(Recorded data)
↓

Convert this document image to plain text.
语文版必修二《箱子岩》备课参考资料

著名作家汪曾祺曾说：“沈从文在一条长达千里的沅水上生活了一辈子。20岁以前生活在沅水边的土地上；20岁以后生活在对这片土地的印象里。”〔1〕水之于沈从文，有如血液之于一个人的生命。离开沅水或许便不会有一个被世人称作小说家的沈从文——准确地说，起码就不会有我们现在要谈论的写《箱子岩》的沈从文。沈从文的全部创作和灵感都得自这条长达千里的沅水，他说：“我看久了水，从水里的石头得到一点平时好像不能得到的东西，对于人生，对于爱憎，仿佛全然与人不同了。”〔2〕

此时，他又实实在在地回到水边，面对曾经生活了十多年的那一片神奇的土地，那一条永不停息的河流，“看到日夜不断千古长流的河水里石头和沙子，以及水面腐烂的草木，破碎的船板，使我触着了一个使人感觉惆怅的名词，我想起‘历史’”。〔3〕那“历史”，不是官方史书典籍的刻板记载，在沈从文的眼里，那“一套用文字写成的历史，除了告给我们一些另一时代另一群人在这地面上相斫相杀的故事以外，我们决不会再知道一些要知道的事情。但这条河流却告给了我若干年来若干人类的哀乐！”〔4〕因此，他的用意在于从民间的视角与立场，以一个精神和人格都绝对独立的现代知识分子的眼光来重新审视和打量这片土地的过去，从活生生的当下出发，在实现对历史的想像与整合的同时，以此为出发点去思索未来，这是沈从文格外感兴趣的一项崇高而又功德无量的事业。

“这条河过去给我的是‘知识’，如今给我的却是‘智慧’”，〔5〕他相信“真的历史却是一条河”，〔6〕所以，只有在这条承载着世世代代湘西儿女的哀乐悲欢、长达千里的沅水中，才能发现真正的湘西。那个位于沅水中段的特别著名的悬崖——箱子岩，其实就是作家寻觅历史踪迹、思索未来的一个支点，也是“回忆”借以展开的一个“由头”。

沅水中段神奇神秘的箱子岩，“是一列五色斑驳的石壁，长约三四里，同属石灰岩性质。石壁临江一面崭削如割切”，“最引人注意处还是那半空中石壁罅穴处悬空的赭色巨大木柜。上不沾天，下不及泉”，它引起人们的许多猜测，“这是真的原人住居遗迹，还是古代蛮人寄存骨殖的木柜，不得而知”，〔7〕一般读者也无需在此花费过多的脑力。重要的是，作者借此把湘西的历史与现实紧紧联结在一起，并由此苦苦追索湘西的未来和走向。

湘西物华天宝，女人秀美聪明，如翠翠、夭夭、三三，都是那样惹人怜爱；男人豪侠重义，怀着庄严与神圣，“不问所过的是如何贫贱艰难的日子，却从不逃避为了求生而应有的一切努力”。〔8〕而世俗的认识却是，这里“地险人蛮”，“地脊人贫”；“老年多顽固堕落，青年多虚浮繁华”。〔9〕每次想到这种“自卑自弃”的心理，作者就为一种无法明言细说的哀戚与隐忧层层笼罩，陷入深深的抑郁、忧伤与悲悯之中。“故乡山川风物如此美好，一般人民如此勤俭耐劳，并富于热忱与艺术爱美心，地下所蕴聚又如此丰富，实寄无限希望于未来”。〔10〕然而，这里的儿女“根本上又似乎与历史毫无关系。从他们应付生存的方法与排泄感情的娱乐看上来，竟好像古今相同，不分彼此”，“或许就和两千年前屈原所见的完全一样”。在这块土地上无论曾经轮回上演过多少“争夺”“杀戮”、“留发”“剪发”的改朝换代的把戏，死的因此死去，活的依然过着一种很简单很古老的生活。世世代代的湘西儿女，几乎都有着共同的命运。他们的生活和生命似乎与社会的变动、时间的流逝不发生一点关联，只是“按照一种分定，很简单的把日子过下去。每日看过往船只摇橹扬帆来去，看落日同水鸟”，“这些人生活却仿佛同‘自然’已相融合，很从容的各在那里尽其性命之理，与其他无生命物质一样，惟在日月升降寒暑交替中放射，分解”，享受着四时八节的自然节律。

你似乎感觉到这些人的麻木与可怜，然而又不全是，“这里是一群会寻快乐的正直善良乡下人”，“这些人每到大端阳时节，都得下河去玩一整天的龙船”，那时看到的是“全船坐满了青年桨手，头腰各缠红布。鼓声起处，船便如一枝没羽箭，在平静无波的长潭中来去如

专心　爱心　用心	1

↑

Your task
Extract the full listing above without alteration.

Full output
Convert this document image to plain text.
语文版必修二《箱子岩》备课参考资料

著名作家汪曾祺曾说：“沈从文在一条长达千里的沅水上生活了一辈子。20岁以前生活在沅水边的土地上；20岁以后生活在对这片土地的印象里。”〔1〕水之于沈从文，有如血液之于一个人的生命。离开沅水或许便不会有一个被世人称作小说家的沈从文——准确地说，起码就不会有我们现在要谈论的写《箱子岩》的沈从文。沈从文的全部创作和灵感都得自这条长达千里的沅水，他说：“我看久了水，从水里的石头得到一点平时好像不能得到的东西，对于人生，对于爱憎，仿佛全然与人不同了。”〔2〕

此时，他又实实在在地回到水边，面对曾经生活了十多年的那一片神奇的土地，那一条永不停息的河流，“看到日夜不断千古长流的河水里石头和沙子，以及水面腐烂的草木，破碎的船板，使我触着了一个使人感觉惆怅的名词，我想起‘历史’”。〔3〕那“历史”，不是官方史书典籍的刻板记载，在沈从文的眼里，那“一套用文字写成的历史，除了告给我们一些另一时代另一群人在这地面上相斫相杀的故事以外，我们决不会再知道一些要知道的事情。但这条河流却告给了我若干年来若干人类的哀乐！”〔4〕因此，他的用意在于从民间的视角与立场，以一个精神和人格都绝对独立的现代知识分子的眼光来重新审视和打量这片土地的过去，从活生生的当下出发，在实现对历史的想像与整合的同时，以此为出发点去思索未来，这是沈从文格外感兴趣的一项崇高而又功德无量的事业。

“这条河过去给我的是‘知识’，如今给我的却是‘智慧’”，〔5〕他相信“真的历史却是一条河”，〔6〕所以，只有在这条承载着世世代代湘西儿女的哀乐悲欢、长达千里的沅水中，才能发现真正的湘西。那个位于沅水中段的特别著名的悬崖——箱子岩，其实就是作家寻觅历史踪迹、思索未来的一个支点，也是“回忆”借以展开的一个“由头”。

沅水中段神奇神秘的箱子岩，“是一列五色斑驳的石壁，长约三四里，同属石灰岩性质。石壁临江一面崭削如割切”，“最引人注意处还是那半空中石壁罅穴处悬空的赭色巨大木柜。上不沾天，下不及泉”，它引起人们的许多猜测，“这是真的原人住居遗迹，还是古代蛮人寄存骨殖的木柜，不得而知”，〔7〕一般读者也无需在此花费过多的脑力。重要的是，作者借此把湘西的历史与现实紧紧联结在一起，并由此苦苦追索湘西的未来和走向。

湘西物华天宝，女人秀美聪明，如翠翠、夭夭、三三，都是那样惹人怜爱；男人豪侠重义，怀着庄严与神圣，“不问所过的是如何贫贱艰难的日子，却从不逃避为了求生而应有的一切努力”。〔8〕而世俗的认识却是，这里“地险人蛮”，“地脊人贫”；“老年多顽固堕落，青年多虚浮繁华”。〔9〕每次想到这种“自卑自弃”的心理，作者就为一种无法明言细说的哀戚与隐忧层层笼罩，陷入深深的抑郁、忧伤与悲悯之中。“故乡山川风物如此美好，一般人民如此勤俭耐劳，并富于热忱与艺术爱美心，地下所蕴聚又如此丰富，实寄无限希望于未来”。〔10〕然而，这里的儿女“根本上又似乎与历史毫无关系。从他们应付生存的方法与排泄感情的娱乐看上来，竟好像古今相同，不分彼此”，“或许就和两千年前屈原所见的完全一样”。在这块土地上无论曾经轮回上演过多少“争夺”“杀戮”、“留发”“剪发”的改朝换代的把戏，死的因此死去，活的依然过着一种很简单很古老的生活。世世代代的湘西儿女，几乎都有着共同的命运。他们的生活和生命似乎与社会的变动、时间的流逝不发生一点关联，只是“按照一种分定，很简单的把日子过下去。每日看过往船只摇橹扬帆来去，看落日同水鸟”，“这些人生活却仿佛同‘自然’已相融合，很从容的各在那里尽其性命之理，与其他无生命物质一样，惟在日月升降寒暑交替中放射，分解”，享受着四时八节的自然节律。

你似乎感觉到这些人的麻木与可怜，然而又不全是，“这里是一群会寻快乐的正直善良乡下人”，“这些人每到大端阳时节，都得下河去玩一整天的龙船”，那时看到的是“全船坐满了青年桨手，头腰各缠红布。鼓声起处，船便如一枝没羽箭，在平静无波的长潭中来去如

专心　爱心　用心	1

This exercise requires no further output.